◆ What you have to do ◆
Search the listing for "this" and copy every line where it appears.

◆ Input records ◆
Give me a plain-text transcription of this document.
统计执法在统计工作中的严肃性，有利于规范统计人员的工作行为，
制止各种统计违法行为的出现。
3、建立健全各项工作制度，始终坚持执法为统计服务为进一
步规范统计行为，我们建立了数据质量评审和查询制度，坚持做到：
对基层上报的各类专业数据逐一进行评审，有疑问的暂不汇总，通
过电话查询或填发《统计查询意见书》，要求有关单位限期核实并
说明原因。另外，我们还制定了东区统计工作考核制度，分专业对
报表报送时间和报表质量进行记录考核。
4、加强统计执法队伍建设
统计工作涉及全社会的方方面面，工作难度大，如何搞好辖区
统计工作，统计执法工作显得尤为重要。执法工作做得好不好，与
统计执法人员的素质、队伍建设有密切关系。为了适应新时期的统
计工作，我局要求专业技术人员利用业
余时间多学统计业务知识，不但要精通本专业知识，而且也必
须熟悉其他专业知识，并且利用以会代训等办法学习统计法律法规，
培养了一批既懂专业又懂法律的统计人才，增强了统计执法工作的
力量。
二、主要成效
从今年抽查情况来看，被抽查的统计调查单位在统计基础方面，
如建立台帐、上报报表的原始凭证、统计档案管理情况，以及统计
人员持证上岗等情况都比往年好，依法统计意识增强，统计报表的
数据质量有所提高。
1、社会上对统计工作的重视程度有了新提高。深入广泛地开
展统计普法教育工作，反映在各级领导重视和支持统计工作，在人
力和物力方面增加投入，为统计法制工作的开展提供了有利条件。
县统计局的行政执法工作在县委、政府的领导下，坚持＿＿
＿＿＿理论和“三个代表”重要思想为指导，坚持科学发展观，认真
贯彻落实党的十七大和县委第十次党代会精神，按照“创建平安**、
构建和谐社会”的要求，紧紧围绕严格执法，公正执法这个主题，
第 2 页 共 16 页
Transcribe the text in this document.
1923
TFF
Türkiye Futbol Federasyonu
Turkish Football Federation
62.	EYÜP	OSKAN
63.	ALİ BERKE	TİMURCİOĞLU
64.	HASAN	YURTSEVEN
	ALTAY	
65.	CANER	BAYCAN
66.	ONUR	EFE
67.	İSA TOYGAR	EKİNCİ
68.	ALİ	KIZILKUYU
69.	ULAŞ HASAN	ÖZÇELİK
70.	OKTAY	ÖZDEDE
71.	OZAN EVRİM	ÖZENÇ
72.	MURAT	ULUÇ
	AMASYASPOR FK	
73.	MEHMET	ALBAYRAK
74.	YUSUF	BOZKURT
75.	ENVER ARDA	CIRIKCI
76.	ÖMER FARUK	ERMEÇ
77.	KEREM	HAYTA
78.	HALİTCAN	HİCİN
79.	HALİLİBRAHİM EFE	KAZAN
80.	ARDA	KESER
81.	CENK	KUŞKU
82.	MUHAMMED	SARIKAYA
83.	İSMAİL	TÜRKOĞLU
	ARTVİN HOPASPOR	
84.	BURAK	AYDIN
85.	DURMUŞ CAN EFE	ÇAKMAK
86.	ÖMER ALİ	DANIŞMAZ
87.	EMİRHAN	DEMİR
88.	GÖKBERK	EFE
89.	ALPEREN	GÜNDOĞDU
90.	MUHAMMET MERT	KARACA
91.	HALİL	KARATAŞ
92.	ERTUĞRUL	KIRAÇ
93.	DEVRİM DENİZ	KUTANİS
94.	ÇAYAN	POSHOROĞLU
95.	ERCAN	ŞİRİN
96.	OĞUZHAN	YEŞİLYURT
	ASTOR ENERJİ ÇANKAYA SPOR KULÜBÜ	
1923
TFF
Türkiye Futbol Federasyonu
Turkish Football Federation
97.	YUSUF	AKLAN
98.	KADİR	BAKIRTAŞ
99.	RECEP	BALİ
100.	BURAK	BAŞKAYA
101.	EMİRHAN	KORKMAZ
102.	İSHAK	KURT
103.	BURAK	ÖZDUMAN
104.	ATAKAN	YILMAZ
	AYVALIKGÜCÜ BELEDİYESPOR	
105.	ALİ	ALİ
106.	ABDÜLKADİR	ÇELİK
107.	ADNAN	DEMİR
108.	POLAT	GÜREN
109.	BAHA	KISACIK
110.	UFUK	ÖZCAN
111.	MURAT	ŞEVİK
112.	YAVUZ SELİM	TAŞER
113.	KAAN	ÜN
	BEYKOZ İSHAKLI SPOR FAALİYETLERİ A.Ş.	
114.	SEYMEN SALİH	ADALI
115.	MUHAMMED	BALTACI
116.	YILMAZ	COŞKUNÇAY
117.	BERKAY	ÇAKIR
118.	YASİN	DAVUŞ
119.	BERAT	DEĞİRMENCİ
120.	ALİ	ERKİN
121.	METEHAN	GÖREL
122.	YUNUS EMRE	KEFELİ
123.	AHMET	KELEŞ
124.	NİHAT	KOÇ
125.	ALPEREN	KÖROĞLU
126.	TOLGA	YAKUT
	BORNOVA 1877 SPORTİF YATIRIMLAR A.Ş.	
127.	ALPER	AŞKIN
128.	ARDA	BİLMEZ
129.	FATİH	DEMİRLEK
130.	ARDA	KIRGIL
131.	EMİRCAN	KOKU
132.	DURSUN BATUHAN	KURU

◆ Exercise solution ◆
Give me a plain-text transcription of this document.
Transcribe the text in this document.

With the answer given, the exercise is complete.